• **What to produce**
Omit the pictures, please, and give each record below again exactly.

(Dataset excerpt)

━━━━━━━━━━

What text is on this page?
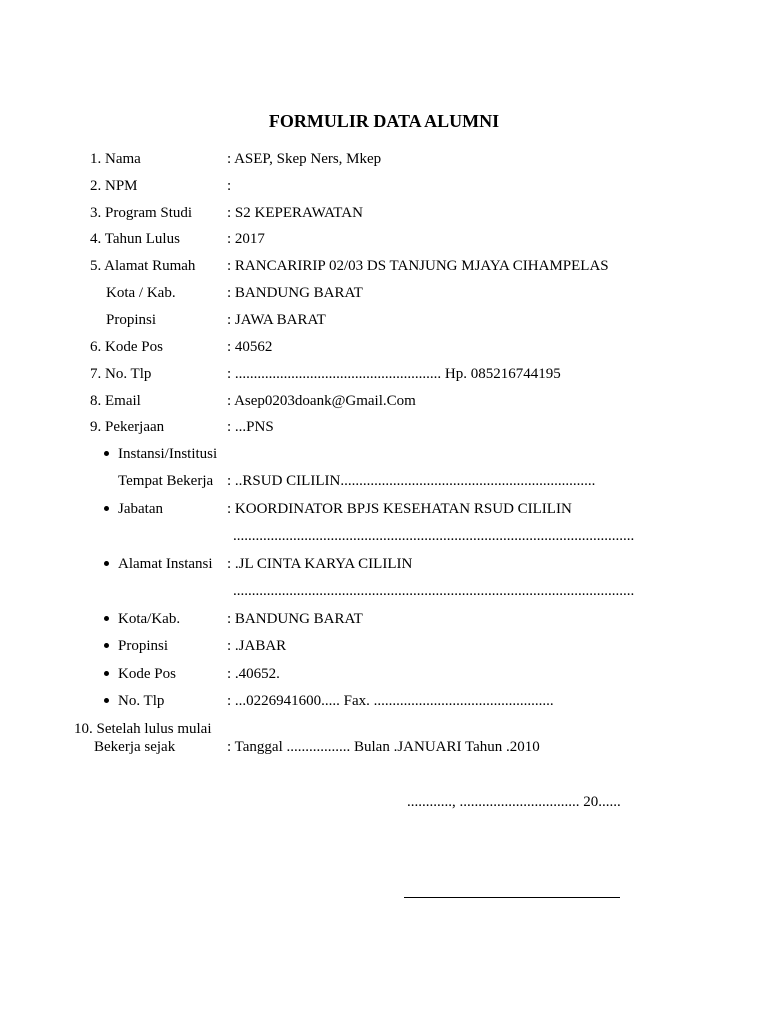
FORMULIR DATA ALUMNI
1. Nama	: ASEP, Skep Ners, Mkep
2. NPM	:
3. Program Studi : S2 KEPERAWATAN
4. Tahun Lulus	: 2017
5. Alamat Rumah : RANCARIRIP 02/03 DS TANJUNG MJAYA CIHAMPELAS
Kota / Kab.	: BANDUNG BARAT
Propinsi	: JAWA BARAT
6. Kode Pos	: 40562
7. No. Tlp	: ....................................................... Hp. 085216744195
8. Email	: Asep0203doank@Gmail.Com
9. Pekerjaan	: ...PNS
Instansi/Institusi
Tempat Bekerja : ..RSUD CILILIN....................................................................
Jabatan	: KOORDINATOR BPJS KESEHATAN RSUD CILILIN
...........................................................................................................
Alamat Instansi : .JL CINTA KARYA CILILIN
...........................................................................................................
Kota/Kab.	: BANDUNG BARAT
Propinsi	: .JABAR
Kode Pos	: .40652.
No. Tlp	: ...0226941600..... Fax. ................................................
10. Setelah lulus mulai
Bekerja sejak	: Tanggal ................. Bulan .JANUARI Tahun .2010
............, ................................ 20......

━━━━━━━━━━

• **Written reply**
What text is on this page?
FORMULIR DATA ALUMNI
1. Nama	: ASEP, Skep Ners, Mkep
2. NPM	:
3. Program Studi : S2 KEPERAWATAN
4. Tahun Lulus	: 2017
5. Alamat Rumah : RANCARIRIP 02/03 DS TANJUNG MJAYA CIHAMPELAS
Kota / Kab.	: BANDUNG BARAT
Propinsi	: JAWA BARAT
6. Kode Pos	: 40562
7. No. Tlp	: ....................................................... Hp. 085216744195
8. Email	: Asep0203doank@Gmail.Com
9. Pekerjaan	: ...PNS
Instansi/Institusi
Tempat Bekerja : ..RSUD CILILIN....................................................................
Jabatan	: KOORDINATOR BPJS KESEHATAN RSUD CILILIN
...........................................................................................................
Alamat Instansi : .JL CINTA KARYA CILILIN
...........................................................................................................
Kota/Kab.	: BANDUNG BARAT
Propinsi	: .JABAR
Kode Pos	: .40652.
No. Tlp	: ...0226941600..... Fax. ................................................
10. Setelah lulus mulai
Bekerja sejak	: Tanggal ................. Bulan .JANUARI Tahun .2010
............, ................................ 20......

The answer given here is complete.